**Data drawn from a collection:**
— START —

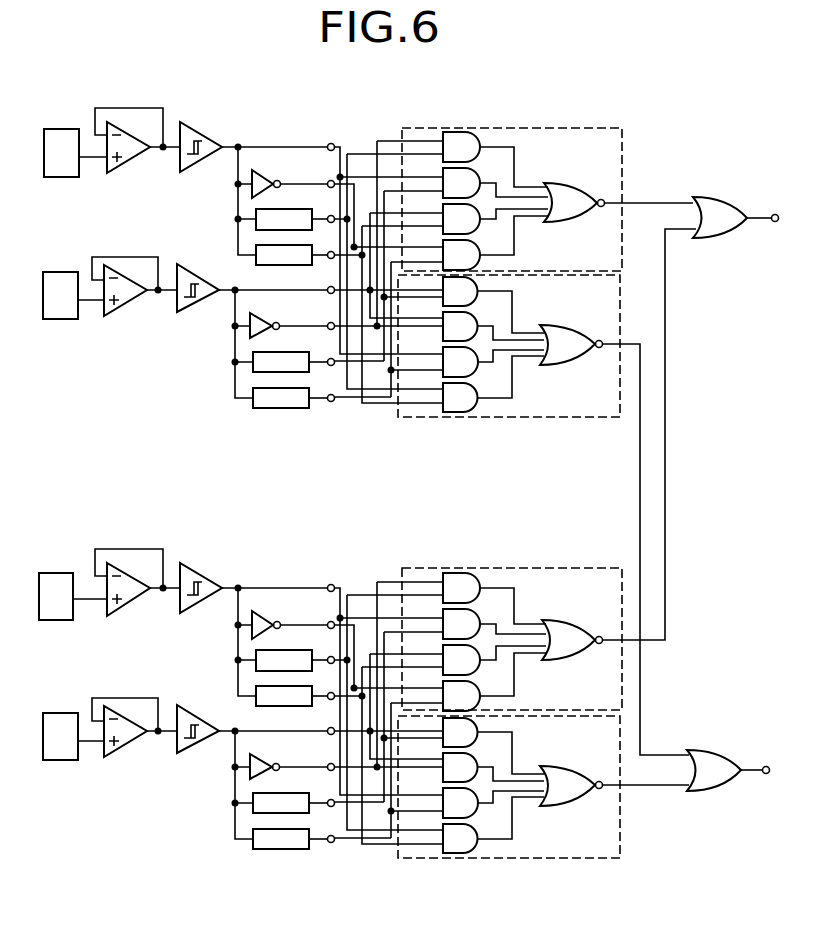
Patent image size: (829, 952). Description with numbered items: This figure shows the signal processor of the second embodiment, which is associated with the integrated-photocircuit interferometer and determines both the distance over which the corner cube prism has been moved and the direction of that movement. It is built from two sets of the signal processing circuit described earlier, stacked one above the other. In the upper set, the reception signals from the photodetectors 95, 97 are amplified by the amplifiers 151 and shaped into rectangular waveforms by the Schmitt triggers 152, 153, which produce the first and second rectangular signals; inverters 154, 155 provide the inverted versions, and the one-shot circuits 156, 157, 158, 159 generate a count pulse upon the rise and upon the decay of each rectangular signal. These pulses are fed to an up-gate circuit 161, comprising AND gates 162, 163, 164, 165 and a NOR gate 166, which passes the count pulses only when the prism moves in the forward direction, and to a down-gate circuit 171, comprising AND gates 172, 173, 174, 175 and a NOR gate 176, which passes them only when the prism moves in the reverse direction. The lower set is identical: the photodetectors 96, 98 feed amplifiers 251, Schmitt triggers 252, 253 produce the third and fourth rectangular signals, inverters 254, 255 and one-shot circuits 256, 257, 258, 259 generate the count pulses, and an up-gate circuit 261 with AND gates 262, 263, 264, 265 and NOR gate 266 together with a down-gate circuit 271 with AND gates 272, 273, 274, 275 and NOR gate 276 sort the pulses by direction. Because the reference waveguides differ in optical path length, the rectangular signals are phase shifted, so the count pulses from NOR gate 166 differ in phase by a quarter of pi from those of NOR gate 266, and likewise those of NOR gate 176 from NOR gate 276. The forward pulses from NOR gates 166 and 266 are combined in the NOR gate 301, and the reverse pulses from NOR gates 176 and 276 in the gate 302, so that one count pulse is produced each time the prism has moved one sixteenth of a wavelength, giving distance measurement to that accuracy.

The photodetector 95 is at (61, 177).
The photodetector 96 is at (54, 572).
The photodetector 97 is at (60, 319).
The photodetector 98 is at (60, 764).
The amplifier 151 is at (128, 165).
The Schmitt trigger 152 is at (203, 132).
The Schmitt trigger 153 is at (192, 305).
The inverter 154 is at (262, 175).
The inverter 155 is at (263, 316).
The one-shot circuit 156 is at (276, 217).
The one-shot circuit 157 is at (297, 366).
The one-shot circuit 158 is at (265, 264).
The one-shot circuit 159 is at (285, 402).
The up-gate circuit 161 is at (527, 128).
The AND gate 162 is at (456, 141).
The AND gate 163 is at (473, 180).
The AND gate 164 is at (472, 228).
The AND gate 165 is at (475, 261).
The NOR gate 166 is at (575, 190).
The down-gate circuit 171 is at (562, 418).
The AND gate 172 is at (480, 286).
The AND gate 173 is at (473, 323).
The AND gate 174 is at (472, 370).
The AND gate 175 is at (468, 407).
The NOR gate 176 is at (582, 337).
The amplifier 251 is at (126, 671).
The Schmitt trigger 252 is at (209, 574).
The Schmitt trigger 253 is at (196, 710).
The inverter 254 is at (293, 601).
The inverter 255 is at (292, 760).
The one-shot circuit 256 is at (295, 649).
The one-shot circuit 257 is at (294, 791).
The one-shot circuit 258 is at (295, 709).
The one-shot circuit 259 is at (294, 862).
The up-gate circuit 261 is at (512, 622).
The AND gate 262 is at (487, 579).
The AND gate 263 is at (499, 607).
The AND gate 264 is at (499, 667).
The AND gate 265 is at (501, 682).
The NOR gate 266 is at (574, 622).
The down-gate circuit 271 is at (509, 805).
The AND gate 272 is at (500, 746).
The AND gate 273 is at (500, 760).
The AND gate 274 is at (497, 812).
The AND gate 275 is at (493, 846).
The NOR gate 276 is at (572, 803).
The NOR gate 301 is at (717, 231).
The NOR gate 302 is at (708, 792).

— END —

**EXERCISE GOAL:** Tally the lines in the material that contain the word "accuracy". Reply with the number alone.

**RESPONSE TO THIS EXERCISE:** 1